Document text —

• • •

Cassandra interface

This page compares Apache Cassandra and Spanner architecture as well as helps you understand the capabilities and limitations of the Spanner's Cassandra interface. It assumes you're familiar with Cassandra and want to migrate existing applications or design new applications while using Spanner as your database.

Cassandra and Spanner are both large-scale distributed databases built for applications requiring high scalability and low latency. While both databases can support demanding NoSQL workloads, Spanner provides advanced features for data modeling, querying, and transactional operations. For more information about how Spanner meets NoSQL database criteria, see Spanner for non-relational workloads.

Core concepts

This section compares key Cassandra and Spanner concepts.

Terminology

Cassandra Spanner
Cluster Instance

A Cassandra cluster is equivalent to a Spanner instance - a collection of servers and storage resources. Because Spanner is a managed service, you don't have to configure the underlying hardware or software. You only need to specify the amount of nodes you want to reserve for your instance or use autoscaling to automatically scale the instance. An instance acts like a container for your databases. You also choose the data replication topology (regional, dual-region, or multi-region) at the instance level.
Keyspace Database

A Cassandra keyspace is equivalent to a Spanner database, which is a collection of tables and other schema elements (for example, indexes and roles). Unlike a keyspace, you don't need to configure the replication location. Spanner automatically replicates your data to the region designated in your instance.
Table Table

In both Cassandra and Spanner, tables are a collection of rows identified by a primary key specified in the table schema.

• • •

To be done —
1) For the Cassandra and Spanner comparison above, decide whether each statement agrees with it. Answer yes or no for each, and quote the words that settle it.
(a) In Spanner, you choose the data replication topology at the database level.
(b) A Cassandra keyspace is equivalent to a Spanner database.
(c) Because Spanner is a managed service, you don't have to configure the underlying hardware.
2) Continue the Cassandra and Spanner comparison above, starting right after its final sentence.

• • •

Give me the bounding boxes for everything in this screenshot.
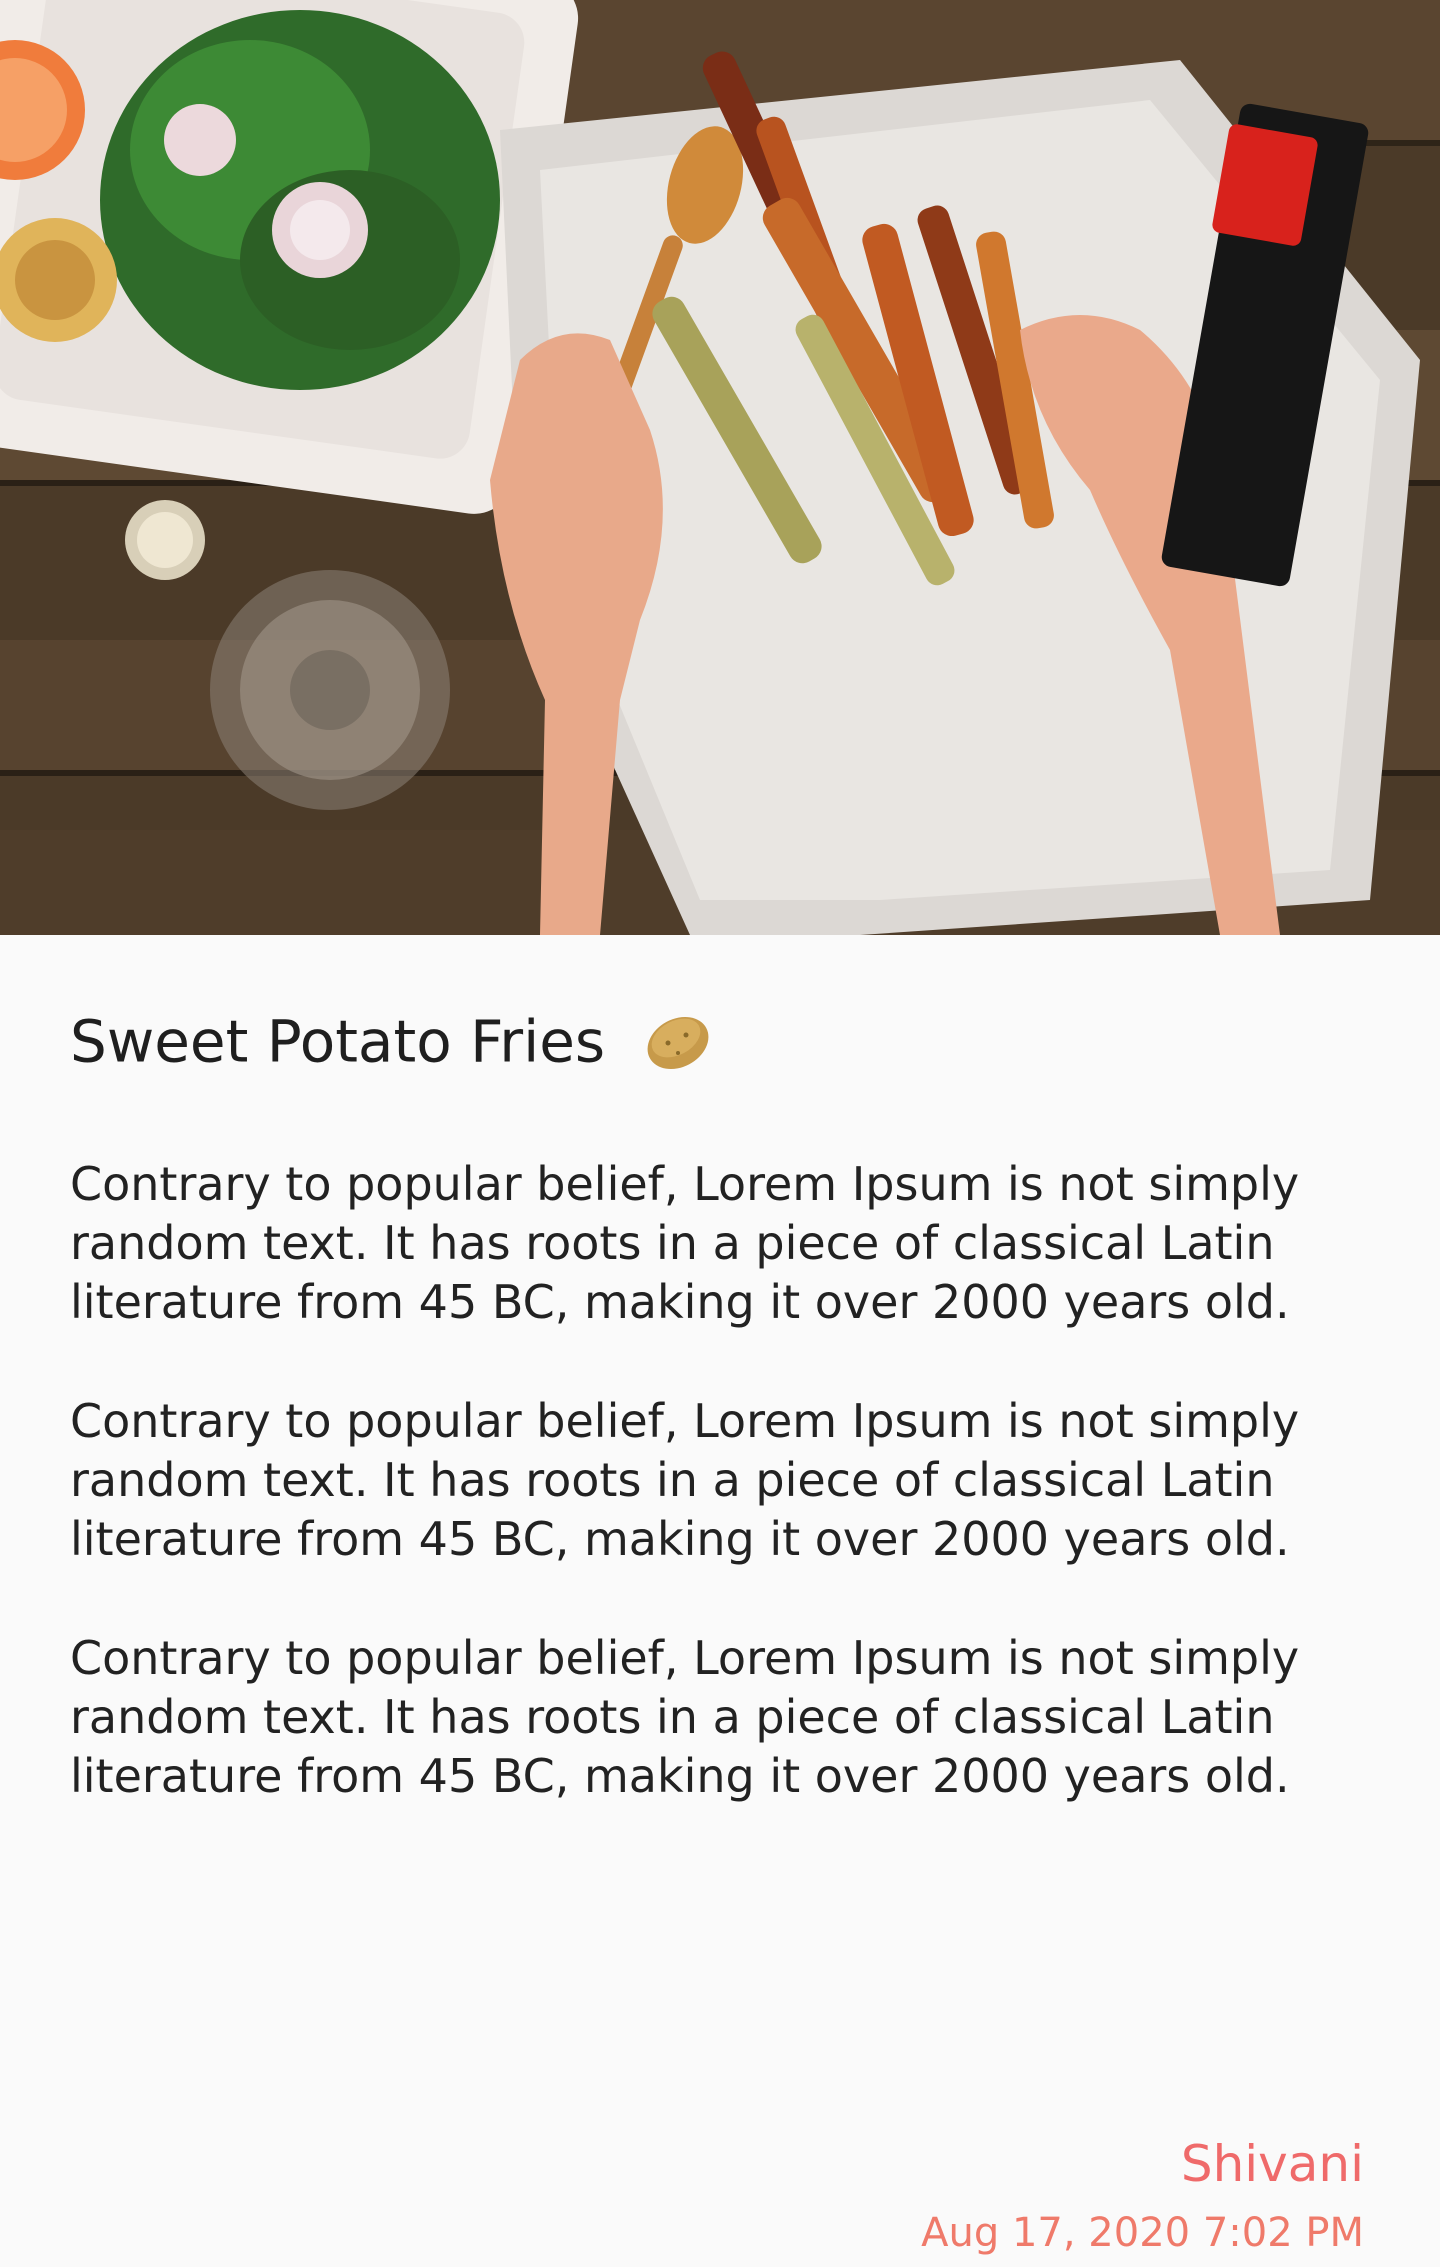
article-paragraph: Contrary to popular belief, Lorem Ipsum … — [70, 1394, 1300, 1566]
post-date: Aug 17, 2020 7:02 PM — [921, 2210, 1364, 2256]
article-paragraph: Contrary to popular belief, Lorem Ipsum … — [70, 1631, 1300, 1803]
article-content: Sweet Potato Fries Contrary to popular b… — [0, 935, 1440, 2267]
hero-image — [0, 0, 1440, 935]
potato-icon — [642, 1005, 714, 1086]
food-photo-illustration — [0, 0, 1440, 935]
article-body: Contrary to popular belief, Lorem Ipsum … — [70, 1155, 1390, 1866]
article-title: Sweet Potato Fries — [70, 1005, 714, 1086]
author-name: Shivani — [1180, 2135, 1364, 2193]
article-title-text: Sweet Potato Fries — [70, 1007, 606, 1076]
article-paragraph: Contrary to popular belief, Lorem Ipsum … — [70, 1157, 1300, 1329]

• • •

Answer list —
1)
(a) No: "You also choose the data replication topology (regional, dual-region, or multi-region) at the instance level."
(b) Yes: "A Cassandra keyspace is equivalent to a Spanner database"
(c) Yes: "Because Spanner is a managed service, you don't have to configure the underlying hardware or software."

2)
Partition Split

Both Cassandra and Spanner scale by sharding data. In Cassandra, each shard is called a partition, while in Spanner, each shard is called a split. Cassandra uses hash-partitioning, which means that each row is independently assigned to a storage node based on a hash of the primary key. Spanner is range-sharded, which means that rows that are contiguous in the primary key keyspace are contiguous in storage as well (except at split boundaries). Spanner takes care of splitting and merging based on load and storage, and this is transparent to the application. The key implication is that unlike Cassandra, range scans over a prefix of the primary key is an efficient operation in Spanner.
Row Row

In both Cassandra and Spanner, a row is a collection of columns identified uniquely by a primary key. Like Cassandra, Spanner supports composite primary keys. Unlike Cassandra, Spanner doesn't make a distinction between partition key and sort key, because data is range-sharded. One can think of Spanner as only having sort keys, with partitioning managed behind the scenes.
Column Column

In both Cassandra and Spanner, a column is a set of data values that have the same type. There is one value for each row of a table. For more information about comparing Cassandra column types to Spanner, see Data types.

Architecture

A Cassandra cluster consists of a set of servers and storage colocated with those servers. A hash function maps rows from a partition keyspace to a virtual node (vnode). A set of vnodes is then randomly assigned to each server to serve a portion of the cluster keyspace. Storage for the vnodes is locally attached to the serving node. Client drivers connect directly to the serving nodes and handle load balancing and query routing.

A Spanner instance consists of a set of servers in a replication topology. Spanner dynamically shards each table into row ranges based on CPU and disk usage. Shards are assigned to compute nodes for serving. Data is physically stored on Colossus, Google's distributed file system, separate from the compute nodes. Client drivers connect to Spanner's frontend servers which perform request routing and load balancing. To learn more, see the Life of Spanner reads and writes whitepaper.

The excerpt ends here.